■ **RECORDS FOR THIS EXERCISE**:
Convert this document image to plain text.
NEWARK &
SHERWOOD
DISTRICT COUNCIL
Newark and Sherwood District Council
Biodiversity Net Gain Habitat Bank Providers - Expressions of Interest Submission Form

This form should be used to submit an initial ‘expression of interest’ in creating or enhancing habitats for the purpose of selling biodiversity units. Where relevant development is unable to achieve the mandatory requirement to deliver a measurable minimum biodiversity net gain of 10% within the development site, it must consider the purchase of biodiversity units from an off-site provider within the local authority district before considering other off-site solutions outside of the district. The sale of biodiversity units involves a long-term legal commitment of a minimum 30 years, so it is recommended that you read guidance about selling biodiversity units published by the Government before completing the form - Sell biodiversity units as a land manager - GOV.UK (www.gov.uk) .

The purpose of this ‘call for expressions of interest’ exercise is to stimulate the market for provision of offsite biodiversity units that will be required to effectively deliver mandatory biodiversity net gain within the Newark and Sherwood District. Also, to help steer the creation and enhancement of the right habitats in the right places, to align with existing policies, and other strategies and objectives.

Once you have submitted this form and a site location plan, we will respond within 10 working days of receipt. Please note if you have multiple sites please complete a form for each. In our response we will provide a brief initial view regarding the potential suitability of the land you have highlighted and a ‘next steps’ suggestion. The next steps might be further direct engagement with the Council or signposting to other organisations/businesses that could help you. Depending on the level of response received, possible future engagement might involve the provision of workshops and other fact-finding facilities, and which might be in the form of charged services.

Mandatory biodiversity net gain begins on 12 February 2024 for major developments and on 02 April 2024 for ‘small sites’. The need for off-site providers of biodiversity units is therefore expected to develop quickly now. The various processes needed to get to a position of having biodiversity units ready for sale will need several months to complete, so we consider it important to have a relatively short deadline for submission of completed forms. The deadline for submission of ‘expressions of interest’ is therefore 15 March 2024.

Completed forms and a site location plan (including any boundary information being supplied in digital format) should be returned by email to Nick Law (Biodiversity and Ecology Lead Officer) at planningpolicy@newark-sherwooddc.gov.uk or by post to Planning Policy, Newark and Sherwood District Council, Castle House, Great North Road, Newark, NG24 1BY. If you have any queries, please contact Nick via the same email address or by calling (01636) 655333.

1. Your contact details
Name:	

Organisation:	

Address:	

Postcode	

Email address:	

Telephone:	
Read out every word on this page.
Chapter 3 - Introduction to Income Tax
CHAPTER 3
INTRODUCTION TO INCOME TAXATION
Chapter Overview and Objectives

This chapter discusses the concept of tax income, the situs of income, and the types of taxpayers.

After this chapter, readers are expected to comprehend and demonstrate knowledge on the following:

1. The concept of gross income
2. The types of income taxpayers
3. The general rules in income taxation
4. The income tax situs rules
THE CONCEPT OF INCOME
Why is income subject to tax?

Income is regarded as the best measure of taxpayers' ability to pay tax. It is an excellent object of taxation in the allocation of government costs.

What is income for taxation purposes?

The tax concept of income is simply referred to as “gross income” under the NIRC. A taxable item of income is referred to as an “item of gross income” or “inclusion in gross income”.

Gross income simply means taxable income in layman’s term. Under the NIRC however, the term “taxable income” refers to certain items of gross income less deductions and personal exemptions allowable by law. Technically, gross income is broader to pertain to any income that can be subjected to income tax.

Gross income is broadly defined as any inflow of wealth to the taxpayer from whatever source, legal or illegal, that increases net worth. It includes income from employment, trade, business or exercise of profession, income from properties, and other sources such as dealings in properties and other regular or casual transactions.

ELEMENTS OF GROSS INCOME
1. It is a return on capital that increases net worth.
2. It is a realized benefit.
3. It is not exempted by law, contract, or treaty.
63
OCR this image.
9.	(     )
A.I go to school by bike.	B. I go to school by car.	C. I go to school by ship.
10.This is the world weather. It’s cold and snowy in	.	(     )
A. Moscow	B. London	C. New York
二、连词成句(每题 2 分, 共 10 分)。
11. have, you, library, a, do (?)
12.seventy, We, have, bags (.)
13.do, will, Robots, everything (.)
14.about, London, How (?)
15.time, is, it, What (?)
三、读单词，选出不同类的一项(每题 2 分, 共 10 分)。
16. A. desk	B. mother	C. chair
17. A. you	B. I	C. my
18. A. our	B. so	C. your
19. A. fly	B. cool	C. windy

■ **WHAT TO PRODUCE**: Write out only the final block of lines, starting at the line with "OCR this image." and running to the end of the material.

■ **ANSWER TO THIS TASK**:
OCR this image.
9.	(     )
A.I go to school by bike.	B. I go to school by car.	C. I go to school by ship.
10.This is the world weather. It’s cold and snowy in	.	(     )
A. Moscow	B. London	C. New York
二、连词成句(每题 2 分, 共 10 分)。
11. have, you, library, a, do (?)
12.seventy, We, have, bags (.)
13.do, will, Robots, everything (.)
14.about, London, How (?)
15.time, is, it, What (?)
三、读单词，选出不同类的一项(每题 2 分, 共 10 分)。
16. A. desk	B. mother	C. chair
17. A. you	B. I	C. my
18. A. our	B. so	C. your
19. A. fly	B. cool	C. windy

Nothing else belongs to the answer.